### Objective:
What follows is a set of records; repeat all of them exactly.

### Data for processing:
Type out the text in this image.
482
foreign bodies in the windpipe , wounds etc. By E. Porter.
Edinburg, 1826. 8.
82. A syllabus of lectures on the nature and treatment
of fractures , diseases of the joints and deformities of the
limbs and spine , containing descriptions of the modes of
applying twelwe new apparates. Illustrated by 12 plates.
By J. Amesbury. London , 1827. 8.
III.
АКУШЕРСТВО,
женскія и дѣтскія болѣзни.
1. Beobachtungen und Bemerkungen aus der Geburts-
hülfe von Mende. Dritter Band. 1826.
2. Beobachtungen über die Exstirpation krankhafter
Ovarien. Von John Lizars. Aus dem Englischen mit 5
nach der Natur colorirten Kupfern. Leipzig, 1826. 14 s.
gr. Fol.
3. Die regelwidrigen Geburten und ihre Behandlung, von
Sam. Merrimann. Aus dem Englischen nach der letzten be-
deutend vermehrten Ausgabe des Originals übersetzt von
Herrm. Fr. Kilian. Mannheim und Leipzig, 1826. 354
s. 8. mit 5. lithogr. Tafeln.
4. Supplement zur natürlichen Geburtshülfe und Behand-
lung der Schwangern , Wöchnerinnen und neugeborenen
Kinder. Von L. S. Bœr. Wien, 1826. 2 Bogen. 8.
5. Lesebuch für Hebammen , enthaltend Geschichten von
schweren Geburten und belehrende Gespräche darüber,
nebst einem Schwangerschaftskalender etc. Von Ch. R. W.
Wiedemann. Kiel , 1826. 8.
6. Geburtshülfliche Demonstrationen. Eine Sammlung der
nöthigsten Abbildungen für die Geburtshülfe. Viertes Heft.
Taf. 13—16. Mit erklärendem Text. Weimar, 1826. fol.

### Exercise answer:
Type out the text in this image.
482
foreign bodies in the windpipe , wounds etc. By E. Porter.
Edinburg, 1826. 8.
82. A syllabus of lectures on the nature and treatment
of fractures , diseases of the joints and deformities of the
limbs and spine , containing descriptions of the modes of
applying twelwe new apparates. Illustrated by 12 plates.
By J. Amesbury. London , 1827. 8.
III.
АКУШЕРСТВО,
женскія и дѣтскія болѣзни.
1. Beobachtungen und Bemerkungen aus der Geburts-
hülfe von Mende. Dritter Band. 1826.
2. Beobachtungen über die Exstirpation krankhafter
Ovarien. Von John Lizars. Aus dem Englischen mit 5
nach der Natur colorirten Kupfern. Leipzig, 1826. 14 s.
gr. Fol.
3. Die regelwidrigen Geburten und ihre Behandlung, von
Sam. Merrimann. Aus dem Englischen nach der letzten be-
deutend vermehrten Ausgabe des Originals übersetzt von
Herrm. Fr. Kilian. Mannheim und Leipzig, 1826. 354
s. 8. mit 5. lithogr. Tafeln.
4. Supplement zur natürlichen Geburtshülfe und Behand-
lung der Schwangern , Wöchnerinnen und neugeborenen
Kinder. Von L. S. Bœr. Wien, 1826. 2 Bogen. 8.
5. Lesebuch für Hebammen , enthaltend Geschichten von
schweren Geburten und belehrende Gespräche darüber,
nebst einem Schwangerschaftskalender etc. Von Ch. R. W.
Wiedemann. Kiel , 1826. 8.
6. Geburtshülfliche Demonstrationen. Eine Sammlung der
nöthigsten Abbildungen für die Geburtshülfe. Viertes Heft.
Taf. 13—16. Mit erklärendem Text. Weimar, 1826. fol.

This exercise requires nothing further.